» **Directive**:
Work out how many lines of the listing hold the string "более". Answer with that number alone.

» **Supplied records**:
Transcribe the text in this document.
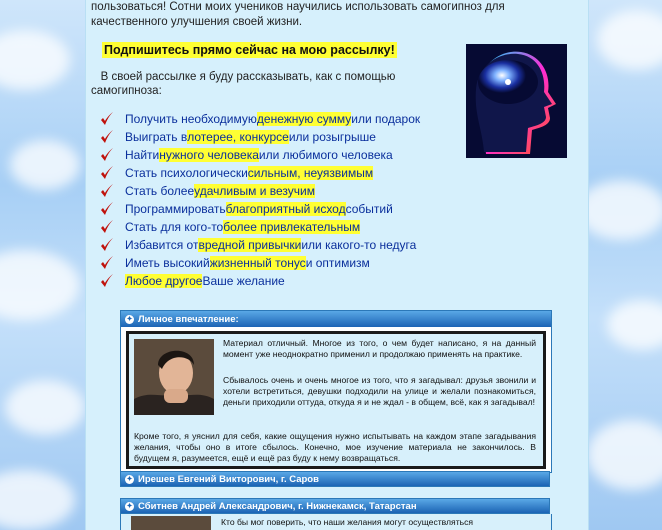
пользоваться! Сотни моих учеников научились использовать самогипноз для качественного улучшения своей жизни.

Подпишитесь прямо сейчас на мою рассылку!

В своей рассылке я буду рассказывать, как с помощью самогипноза:

Получить необходимую денежную сумму или подарок
Выиграть в лотерее, конкурсе или розыгрыше
Найти нужного человека или любимого человека
Стать психологически сильным, неуязвимым
Стать более удачливым и везучим
Программировать благоприятный исход событий
Стать для кого-то более привлекательным
Избавится от вредной привычки или какого-то недуга
Иметь высокий жизненный тонус и оптимизм
Любое другое Ваше желание
✦ Личное впечатление:

Материал отличный. Многое из того, о чем будет написано, я на данный момент уже неоднократно применил и продолжаю применять на практике.

Сбывалось очень и очень многое из того, что я загадывал: друзья звонили и хотели встретиться, девушки подходили на улице и желали познакомиться, деньги приходили оттуда, откуда я и не ждал - в общем, всё, как я загадывал!

Кроме того, я уяснил для себя, какие ощущения нужно испытывать на каждом этапе загадывания желания, чтобы оно в итоге сбылось. Конечно, мое изучение материала не закончилось. В будущем я, разумеется, ещё и ещё раз буду к нему возвращаться.

✦ Ирешев Евгений Викторович, г. Саров
✦ Сбитнев Андрей Александрович, г. Нижнекамск, Татарстан

Кто бы мог поверить, что наши желания могут осуществляться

» **Finished exercise**:
2